AIM OF THE EXERCISE: Output every line below exactly.

Data entries for graphics:
- - - - -

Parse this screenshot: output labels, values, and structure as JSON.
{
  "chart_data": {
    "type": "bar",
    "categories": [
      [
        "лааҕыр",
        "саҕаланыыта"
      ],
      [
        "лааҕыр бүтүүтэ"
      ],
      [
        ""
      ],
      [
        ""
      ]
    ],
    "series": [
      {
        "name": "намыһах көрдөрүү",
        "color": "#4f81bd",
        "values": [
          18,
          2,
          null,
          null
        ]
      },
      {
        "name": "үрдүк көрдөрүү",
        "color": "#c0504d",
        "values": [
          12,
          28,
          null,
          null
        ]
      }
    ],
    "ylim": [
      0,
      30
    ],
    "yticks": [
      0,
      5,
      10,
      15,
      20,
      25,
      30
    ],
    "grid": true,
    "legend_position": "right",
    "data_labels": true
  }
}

- - - - -

OUTPUT FOR THIS TASK:
Parse this screenshot: output labels, values, and structure as JSON.
{
  "chart_data": {
    "type": "bar",
    "categories": [
      [
        "лааҕыр",
        "саҕаланыыта"
      ],
      [
        "лааҕыр бүтүүтэ"
      ],
      [
        ""
      ],
      [
        ""
      ]
    ],
    "series": [
      {
        "name": "намыһах көрдөрүү",
        "color": "#4f81bd",
        "values": [
          18,
          2,
          null,
          null
        ]
      },
      {
        "name": "үрдүк көрдөрүү",
        "color": "#c0504d",
        "values": [
          12,
          28,
          null,
          null
        ]
      }
    ],
    "ylim": [
      0,
      30
    ],
    "yticks": [
      0,
      5,
      10,
      15,
      20,
      25,
      30
    ],
    "grid": true,
    "legend_position": "right",
    "data_labels": true
  }
}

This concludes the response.